EXERCISE BRIEF:
Transcribe the listing verbatim. Do not carry over any pictures.

MATERIALS PROVIDED:
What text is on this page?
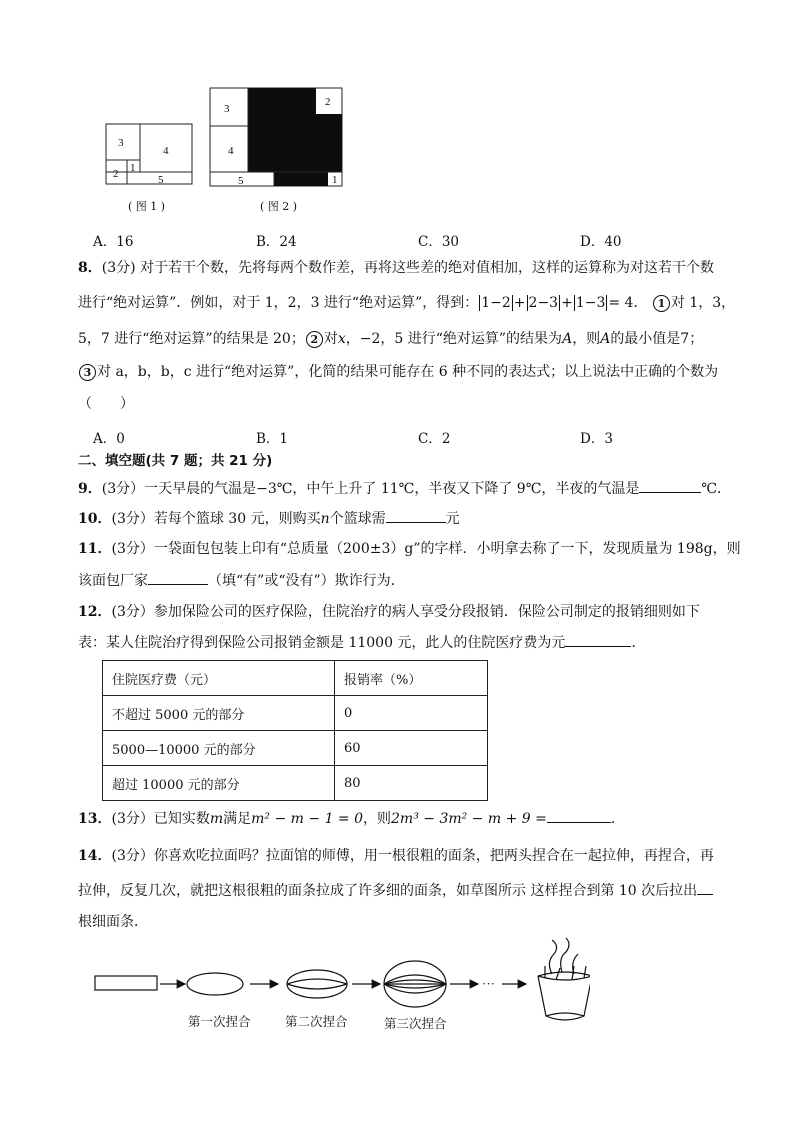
3
4
1
2	5
3
2
4
5	1
( 图 1 )	( 图 2 )
A．16	B．24	C．30	D．40
8．(3分) 对于若干个数，先将每两个数作差，再将这些差的绝对值相加，这样的运算称为对这若干个数
进行“绝对运算”．例如，对于 1，2，3 进行“绝对运算”，得到： 1−2 + 2−3 + 1−3 = 4． 1 对 1，3，
5，7 进行“绝对运算”的结果是 20； 2 对x，−2，5 进行“绝对运算”的结果为A，则A的最小值是7；
3 对 a，b，b，c 进行“绝对运算”，化简的结果可能存在 6 种不同的表达式；以上说法中正确的个数为
（　　）
A．0	B．1	C．2	D．3
二、填空题(共 7 题；共 21 分)
9．(3分）一天早晨的气温是−3℃，中午上升了 11℃，半夜又下降了 9℃，半夜的气温是	℃．
10．(3分）若每个篮球 30 元，则购买n个篮球需	元
11．(3分）一袋面包包装上印有“总质量（200±3）g”的字样．小明拿去称了一下，发现质量为 198g，则
该面包厂家	（填“有”或“没有”）欺诈行为．
12．(3分）参加保险公司的医疗保险，住院治疗的病人享受分段报销．保险公司制定的报销细则如下
表：某人住院治疗得到保险公司报销金额是 11000 元，此人的住院医疗费为元	．
住院医疗费（元）	报销率（%）
不超过 5000 元的部分	0
5000—10000 元的部分	60
超过 10000 元的部分	80
13．(3分）已知实数m满足m² − m − 1 = 0，则2m³ − 3m² − m + 9 =	．
14．(3分）你喜欢吃拉面吗？拉面馆的师傅，用一根很粗的面条，把两头捏合在一起拉伸，再捏合，再
拉伸，反复几次，就把这根很粗的面条拉成了许多细的面条，如草图所示 这样捏合到第 10 次后拉出
根细面条．
···
第一次捏合	第二次捏合	第三次捏合
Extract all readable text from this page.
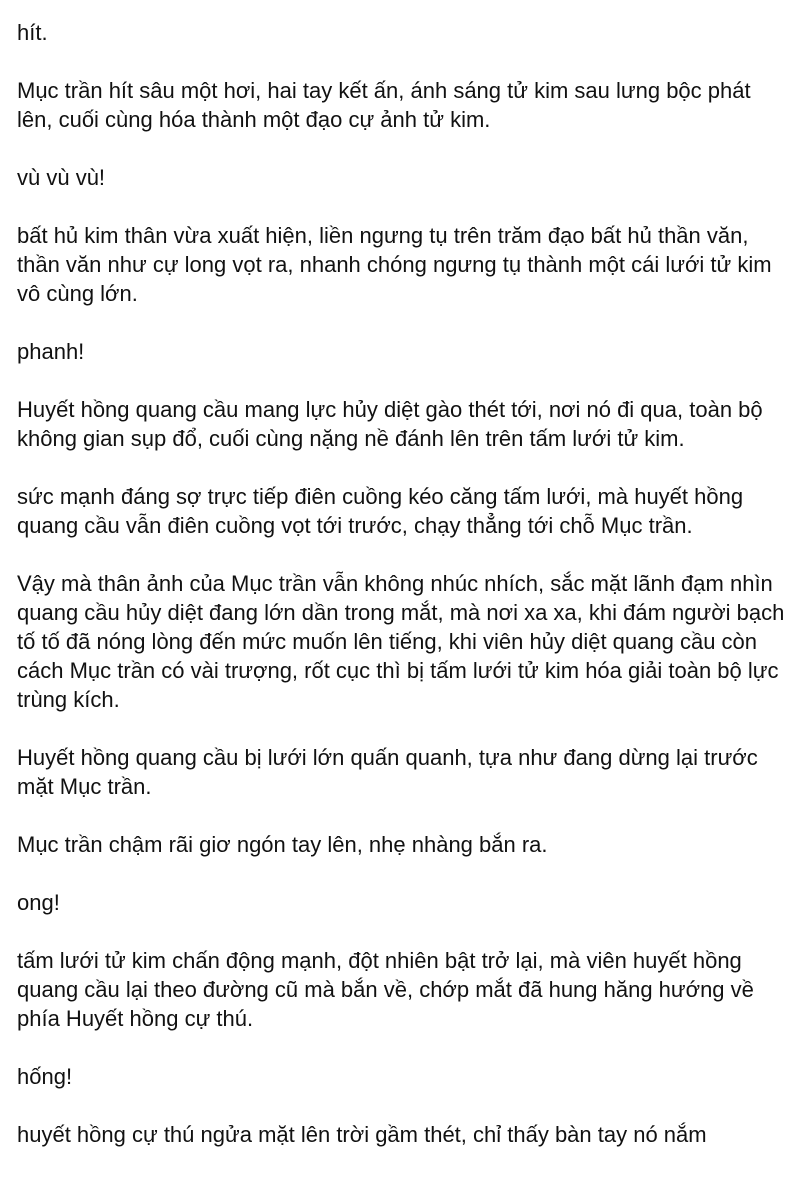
hít.

Mục trần hít sâu một hơi, hai tay kết ấn, ánh sáng tử kim sau lưng bộc phát lên, cuối cùng hóa thành một đạo cự ảnh tử kim.

vù vù vù!

bất hủ kim thân vừa xuất hiện, liền ngưng tụ trên trăm đạo bất hủ thần văn, thần văn như cự long vọt ra, nhanh chóng ngưng tụ thành một cái lưới tử kim vô cùng lớn.

phanh!

Huyết hồng quang cầu mang lực hủy diệt gào thét tới, nơi nó đi qua, toàn bộ không gian sụp đổ, cuối cùng nặng nề đánh lên trên tấm lưới tử kim.

sức mạnh đáng sợ trực tiếp điên cuồng kéo căng tấm lưới, mà huyết hồng quang cầu vẫn điên cuồng vọt tới trước, chạy thẳng tới chỗ Mục trần.

Vậy mà thân ảnh của Mục trần vẫn không nhúc nhích, sắc mặt lãnh đạm nhìn quang cầu hủy diệt đang lớn dần trong mắt, mà nơi xa xa, khi đám người bạch tố tố đã nóng lòng đến mức muốn lên tiếng, khi viên hủy diệt quang cầu còn cách Mục trần có vài trượng, rốt cục thì bị tấm lưới tử kim hóa giải toàn bộ lực trùng kích.

Huyết hồng quang cầu bị lưới lớn quấn quanh, tựa như đang dừng lại trước mặt Mục trần.

Mục trần chậm rãi giơ ngón tay lên, nhẹ nhàng bắn ra.

ong!

tấm lưới tử kim chấn động mạnh, đột nhiên bật trở lại, mà viên huyết hồng quang cầu lại theo đường cũ mà bắn về, chớp mắt đã hung hăng hướng về phía Huyết hồng cự thú.

hống!

huyết hồng cự thú ngửa mặt lên trời gầm thét, chỉ thấy bàn tay nó nắm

COMPLETE OUTPUT:
What text is on this page?
3
4
1
2	5
3
2
4
5	1
( 图 1 )	( 图 2 )
A．16	B．24	C．30	D．40
8．(3分) 对于若干个数，先将每两个数作差，再将这些差的绝对值相加，这样的运算称为对这若干个数
进行“绝对运算”．例如，对于 1，2，3 进行“绝对运算”，得到： 1−2 + 2−3 + 1−3 = 4． 1 对 1，3，
5，7 进行“绝对运算”的结果是 20； 2 对x，−2，5 进行“绝对运算”的结果为A，则A的最小值是7；
3 对 a，b，b，c 进行“绝对运算”，化简的结果可能存在 6 种不同的表达式；以上说法中正确的个数为
（　　）
A．0	B．1	C．2	D．3
二、填空题(共 7 题；共 21 分)
9．(3分）一天早晨的气温是−3℃，中午上升了 11℃，半夜又下降了 9℃，半夜的气温是	℃．
10．(3分）若每个篮球 30 元，则购买n个篮球需	元
11．(3分）一袋面包包装上印有“总质量（200±3）g”的字样．小明拿去称了一下，发现质量为 198g，则
该面包厂家	（填“有”或“没有”）欺诈行为．
12．(3分）参加保险公司的医疗保险，住院治疗的病人享受分段报销．保险公司制定的报销细则如下
表：某人住院治疗得到保险公司报销金额是 11000 元，此人的住院医疗费为元	．
住院医疗费（元）	报销率（%）
不超过 5000 元的部分	0
5000—10000 元的部分	60
超过 10000 元的部分	80
13．(3分）已知实数m满足m² − m − 1 = 0，则2m³ − 3m² − m + 9 =	．
14．(3分）你喜欢吃拉面吗？拉面馆的师傅，用一根很粗的面条，把两头捏合在一起拉伸，再捏合，再
拉伸，反复几次，就把这根很粗的面条拉成了许多细的面条，如草图所示 这样捏合到第 10 次后拉出
根细面条．
···
第一次捏合	第二次捏合	第三次捏合
Extract all readable text from this page.
hít.

Mục trần hít sâu một hơi, hai tay kết ấn, ánh sáng tử kim sau lưng bộc phát lên, cuối cùng hóa thành một đạo cự ảnh tử kim.

vù vù vù!

bất hủ kim thân vừa xuất hiện, liền ngưng tụ trên trăm đạo bất hủ thần văn, thần văn như cự long vọt ra, nhanh chóng ngưng tụ thành một cái lưới tử kim vô cùng lớn.

phanh!

Huyết hồng quang cầu mang lực hủy diệt gào thét tới, nơi nó đi qua, toàn bộ không gian sụp đổ, cuối cùng nặng nề đánh lên trên tấm lưới tử kim.

sức mạnh đáng sợ trực tiếp điên cuồng kéo căng tấm lưới, mà huyết hồng quang cầu vẫn điên cuồng vọt tới trước, chạy thẳng tới chỗ Mục trần.

Vậy mà thân ảnh của Mục trần vẫn không nhúc nhích, sắc mặt lãnh đạm nhìn quang cầu hủy diệt đang lớn dần trong mắt, mà nơi xa xa, khi đám người bạch tố tố đã nóng lòng đến mức muốn lên tiếng, khi viên hủy diệt quang cầu còn cách Mục trần có vài trượng, rốt cục thì bị tấm lưới tử kim hóa giải toàn bộ lực trùng kích.

Huyết hồng quang cầu bị lưới lớn quấn quanh, tựa như đang dừng lại trước mặt Mục trần.

Mục trần chậm rãi giơ ngón tay lên, nhẹ nhàng bắn ra.

ong!

tấm lưới tử kim chấn động mạnh, đột nhiên bật trở lại, mà viên huyết hồng quang cầu lại theo đường cũ mà bắn về, chớp mắt đã hung hăng hướng về phía Huyết hồng cự thú.

hống!

huyết hồng cự thú ngửa mặt lên trời gầm thét, chỉ thấy bàn tay nó nắm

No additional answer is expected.